Text excerpt
◆ ◆ ◆ ◆
Section 504 and ADA

For information about Section 504 and ADA contact your school's counselor or the district's compliance officer:

Dom Ventresco
Interim Director of Special Services
[email protected]
P: (509) 332-3144

OSPI 504 Information:
https://www.k12.wa.us/policy-funding/equity-and-civil-rights/section-504-students-disabilities

Students’ Rights Section 504 and Students with Disabilities

OFFICE OF SUPERINTENDENT OF PUBLIC INSTRUCTION

(Equity and Civil Rights Office Page 1 of 5)

Every student with a disability is protected from discrimination under federal law— Section 504 of the Rehabilitation Act of 1973. This law prohibits discrimination based on disability in any program or activity that receives funding from the federal government. All Washington state public schools must comply with this federal law. Section 504 requires public schools to provide a "free appropriate public education" (FAPE) to every student with a disability—regardless of the nature or severity of the disability. Under Section 504, schools must provide students with disabilities the accommodations, aids, and services they need to access and benefit from education equally with their peers.
◆ ◆ ◆ ◆
Material provided
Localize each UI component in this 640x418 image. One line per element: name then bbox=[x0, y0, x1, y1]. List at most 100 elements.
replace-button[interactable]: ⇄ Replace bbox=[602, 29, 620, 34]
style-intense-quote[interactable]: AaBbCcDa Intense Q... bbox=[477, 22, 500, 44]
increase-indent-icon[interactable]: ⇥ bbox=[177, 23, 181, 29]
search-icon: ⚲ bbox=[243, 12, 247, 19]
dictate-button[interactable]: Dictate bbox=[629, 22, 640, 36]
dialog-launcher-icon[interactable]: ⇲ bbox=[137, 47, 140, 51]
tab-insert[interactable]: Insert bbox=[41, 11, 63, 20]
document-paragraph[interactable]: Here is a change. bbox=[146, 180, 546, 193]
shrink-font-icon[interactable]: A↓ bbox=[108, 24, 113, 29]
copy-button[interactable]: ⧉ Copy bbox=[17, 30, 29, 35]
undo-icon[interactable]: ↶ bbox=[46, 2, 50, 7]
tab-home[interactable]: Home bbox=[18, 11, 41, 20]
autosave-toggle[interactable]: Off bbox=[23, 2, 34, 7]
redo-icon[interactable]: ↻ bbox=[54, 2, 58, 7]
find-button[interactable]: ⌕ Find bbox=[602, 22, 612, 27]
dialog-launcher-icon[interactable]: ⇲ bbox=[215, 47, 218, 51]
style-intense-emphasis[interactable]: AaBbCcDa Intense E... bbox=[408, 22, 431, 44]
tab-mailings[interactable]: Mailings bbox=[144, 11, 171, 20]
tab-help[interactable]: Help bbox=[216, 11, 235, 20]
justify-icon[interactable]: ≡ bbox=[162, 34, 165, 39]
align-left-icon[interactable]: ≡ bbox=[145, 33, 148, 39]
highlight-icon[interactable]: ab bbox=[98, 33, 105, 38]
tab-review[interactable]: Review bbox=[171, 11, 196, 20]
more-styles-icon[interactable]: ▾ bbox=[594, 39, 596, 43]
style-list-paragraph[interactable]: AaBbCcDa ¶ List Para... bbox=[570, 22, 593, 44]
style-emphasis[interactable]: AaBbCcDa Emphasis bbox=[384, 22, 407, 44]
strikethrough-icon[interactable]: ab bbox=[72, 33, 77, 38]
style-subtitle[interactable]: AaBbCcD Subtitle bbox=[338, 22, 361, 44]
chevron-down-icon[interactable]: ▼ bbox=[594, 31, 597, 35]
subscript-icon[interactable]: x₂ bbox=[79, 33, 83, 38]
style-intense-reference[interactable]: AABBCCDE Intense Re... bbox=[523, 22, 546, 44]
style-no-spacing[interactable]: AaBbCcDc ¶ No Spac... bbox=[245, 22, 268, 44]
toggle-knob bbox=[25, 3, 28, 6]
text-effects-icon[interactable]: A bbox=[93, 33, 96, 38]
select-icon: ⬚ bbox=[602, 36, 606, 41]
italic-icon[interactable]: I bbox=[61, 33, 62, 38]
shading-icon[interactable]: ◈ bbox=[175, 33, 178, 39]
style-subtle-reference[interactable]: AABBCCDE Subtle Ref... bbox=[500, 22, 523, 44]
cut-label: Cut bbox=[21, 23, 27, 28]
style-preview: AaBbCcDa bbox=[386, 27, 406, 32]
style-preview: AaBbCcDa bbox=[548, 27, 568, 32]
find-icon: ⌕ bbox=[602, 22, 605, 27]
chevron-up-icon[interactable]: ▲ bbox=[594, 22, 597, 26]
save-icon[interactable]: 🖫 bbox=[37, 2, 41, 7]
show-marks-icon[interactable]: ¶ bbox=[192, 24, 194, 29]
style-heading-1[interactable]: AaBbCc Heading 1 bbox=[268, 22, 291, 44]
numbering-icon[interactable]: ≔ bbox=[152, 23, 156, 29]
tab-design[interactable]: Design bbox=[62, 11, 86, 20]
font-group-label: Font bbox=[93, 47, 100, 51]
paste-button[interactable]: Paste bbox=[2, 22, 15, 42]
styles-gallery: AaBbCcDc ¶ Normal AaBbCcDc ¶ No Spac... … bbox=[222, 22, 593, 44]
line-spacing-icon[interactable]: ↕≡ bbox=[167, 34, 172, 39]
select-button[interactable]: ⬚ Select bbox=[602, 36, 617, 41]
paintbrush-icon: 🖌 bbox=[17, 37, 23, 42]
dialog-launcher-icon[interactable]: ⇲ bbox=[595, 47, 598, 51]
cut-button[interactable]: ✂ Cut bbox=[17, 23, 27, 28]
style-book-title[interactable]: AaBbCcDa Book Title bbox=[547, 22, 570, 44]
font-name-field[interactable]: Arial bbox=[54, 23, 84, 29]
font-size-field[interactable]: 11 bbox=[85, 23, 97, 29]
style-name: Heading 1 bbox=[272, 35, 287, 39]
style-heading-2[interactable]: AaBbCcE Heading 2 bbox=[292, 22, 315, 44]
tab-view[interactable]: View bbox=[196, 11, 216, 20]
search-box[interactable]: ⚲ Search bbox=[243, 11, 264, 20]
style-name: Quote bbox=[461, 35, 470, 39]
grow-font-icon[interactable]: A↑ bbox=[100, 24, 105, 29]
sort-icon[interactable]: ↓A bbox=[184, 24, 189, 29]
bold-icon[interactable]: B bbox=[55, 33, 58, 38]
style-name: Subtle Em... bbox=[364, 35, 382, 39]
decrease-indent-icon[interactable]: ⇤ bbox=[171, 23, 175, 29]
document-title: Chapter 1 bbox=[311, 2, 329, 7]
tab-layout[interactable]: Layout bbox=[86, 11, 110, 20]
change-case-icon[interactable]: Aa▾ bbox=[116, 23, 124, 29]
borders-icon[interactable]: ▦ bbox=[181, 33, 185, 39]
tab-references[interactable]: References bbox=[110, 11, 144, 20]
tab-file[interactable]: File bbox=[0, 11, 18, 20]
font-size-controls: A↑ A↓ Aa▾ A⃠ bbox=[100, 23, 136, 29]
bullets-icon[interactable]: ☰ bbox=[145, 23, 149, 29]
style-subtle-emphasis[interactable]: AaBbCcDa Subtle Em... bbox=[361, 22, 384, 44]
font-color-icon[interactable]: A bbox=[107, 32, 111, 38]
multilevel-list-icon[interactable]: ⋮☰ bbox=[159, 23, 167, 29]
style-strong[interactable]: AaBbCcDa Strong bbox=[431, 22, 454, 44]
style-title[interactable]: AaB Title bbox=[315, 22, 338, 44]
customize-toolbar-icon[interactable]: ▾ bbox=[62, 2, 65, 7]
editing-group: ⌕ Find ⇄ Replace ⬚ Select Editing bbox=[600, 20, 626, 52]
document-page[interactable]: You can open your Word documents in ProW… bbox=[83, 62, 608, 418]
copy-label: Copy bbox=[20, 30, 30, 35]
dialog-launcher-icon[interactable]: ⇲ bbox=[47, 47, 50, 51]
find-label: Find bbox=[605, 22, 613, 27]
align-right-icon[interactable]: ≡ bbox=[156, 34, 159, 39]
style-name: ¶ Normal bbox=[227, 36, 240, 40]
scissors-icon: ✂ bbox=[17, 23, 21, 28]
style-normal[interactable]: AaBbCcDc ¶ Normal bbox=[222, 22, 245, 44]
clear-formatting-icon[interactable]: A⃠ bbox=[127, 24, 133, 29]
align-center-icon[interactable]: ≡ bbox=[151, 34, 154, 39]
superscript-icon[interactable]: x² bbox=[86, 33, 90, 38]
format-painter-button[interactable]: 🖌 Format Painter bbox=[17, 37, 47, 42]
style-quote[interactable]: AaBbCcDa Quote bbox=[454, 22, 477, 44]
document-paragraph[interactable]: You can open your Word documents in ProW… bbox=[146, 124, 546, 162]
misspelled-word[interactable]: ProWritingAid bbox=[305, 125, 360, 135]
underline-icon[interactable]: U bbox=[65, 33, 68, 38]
◆ ◆ ◆ ◆
What to work on
Continue the Section 504 and ADA text from the point at which it stops. The records were taken from a separate source.

Answer
What is a Disability under Section 504?


Section 504 defines disability as a physical or mental impairment which substantially limits one or more major life activities. This definition of disability should be interpreted broadly. Major life activities are activities that are important to most people’s daily lives. Caring for oneself, performing manual tasks, walking, seeing, hearing, speaking, breathing, learning, working, eating, sleeping, standing, bending, reading, concentrating, thinking, and communicating are some examples of major life activities. Major life activities also include major bodily functions, such as functions of the digestive, bowel, bladder, brain, circulatory, reproductive, neurological, or respiratory systems. Substantially limits should also be interpreted broadly.

A student’s impairment does not need to prevent, or severely or significantly restrict, a major life activity to be substantially limiting. Evaluate Disability without Mitigating Measures Mitigating measures cannot be considered when evaluating whether or not a student has a substantially limiting impairment. Mitigating measures could include medications, prosthetic devices, assistive devices, or learned behavioral or adaptive neurological modifications a student uses to eliminate or reduce the effects of an impairment. An impairment that is episodic or in remission remains a disability if, when in an active phase, this impairment substantially limits a major life activity.